►

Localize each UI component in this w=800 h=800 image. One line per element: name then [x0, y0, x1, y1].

◄
►

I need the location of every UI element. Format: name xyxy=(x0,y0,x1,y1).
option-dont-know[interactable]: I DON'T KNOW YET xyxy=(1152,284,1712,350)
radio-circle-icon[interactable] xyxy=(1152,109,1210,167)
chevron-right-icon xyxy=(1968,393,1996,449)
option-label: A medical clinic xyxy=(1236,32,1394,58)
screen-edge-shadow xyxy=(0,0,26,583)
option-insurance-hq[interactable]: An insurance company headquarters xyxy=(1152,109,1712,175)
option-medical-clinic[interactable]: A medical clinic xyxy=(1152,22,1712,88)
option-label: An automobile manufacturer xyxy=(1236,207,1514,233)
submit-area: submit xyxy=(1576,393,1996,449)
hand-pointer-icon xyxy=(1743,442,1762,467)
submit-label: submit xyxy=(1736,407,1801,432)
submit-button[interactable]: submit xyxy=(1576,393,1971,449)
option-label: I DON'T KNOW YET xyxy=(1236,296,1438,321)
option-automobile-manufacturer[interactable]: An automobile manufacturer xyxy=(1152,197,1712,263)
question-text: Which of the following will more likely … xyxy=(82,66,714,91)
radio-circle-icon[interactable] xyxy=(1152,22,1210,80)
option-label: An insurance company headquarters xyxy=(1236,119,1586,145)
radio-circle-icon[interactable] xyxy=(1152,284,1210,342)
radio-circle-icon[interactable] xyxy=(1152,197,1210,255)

◄

_WHAT YOU WILL DO:_ Arrange the data starting with the line with "I need the location" and going on through the line with "radio-circle-icon[interactable] xyxy=(1152,197,1210,255)" as a two-column CSV with the headers input and output. Give one row for each input, holding its text and its output, each in a single quoted field with line breaks replaced by spaces.

_COMPLETED TASK:_
input,output
"I need the location of every UI element. Format: name xyxy=(x0,y0,x1,y1).","option-dont-know[interactable]: I DON'T KNOW YET xyxy=(1152,284,1712,350) radio-circle-icon[interactable] xyxy=(1152,109,1210,167) chevron-right-icon xyxy=(1968,393,1996,449) option-label: A medical clinic xyxy=(1236,32,1394,58) screen-edge-shadow xyxy=(0,0,26,583) option-insurance-hq[interactable]: An insurance company headquarters xyxy=(1152,109,1712,175) option-medical-clinic[interactable]: A medical clinic xyxy=(1152,22,1712,88) option-label: An automobile manufacturer xyxy=(1236,207,1514,233) submit-area: submit xyxy=(1576,393,1996,449) hand-pointer-icon xyxy=(1743,442,1762,467) submit-label: submit xyxy=(1736,407,1801,432) submit-button[interactable]: submit xyxy=(1576,393,1971,449) option-label: I DON'T KNOW YET xyxy=(1236,296,1438,321) option-automobile-manufacturer[interactable]: An automobile manufacturer xyxy=(1152,197,1712,263) question-text: Which of the following will more likely … xyxy=(82,66,714,91) radio-circle-icon[interactable] xyxy=(1152,22,1210,80) option-label: An insurance company headquarters xyxy=(1236,119,1586,145) radio-circle-icon[interactable] xyxy=(1152,284,1210,342) radio-circle-icon[interactable] xyxy=(1152,197,1210,255)"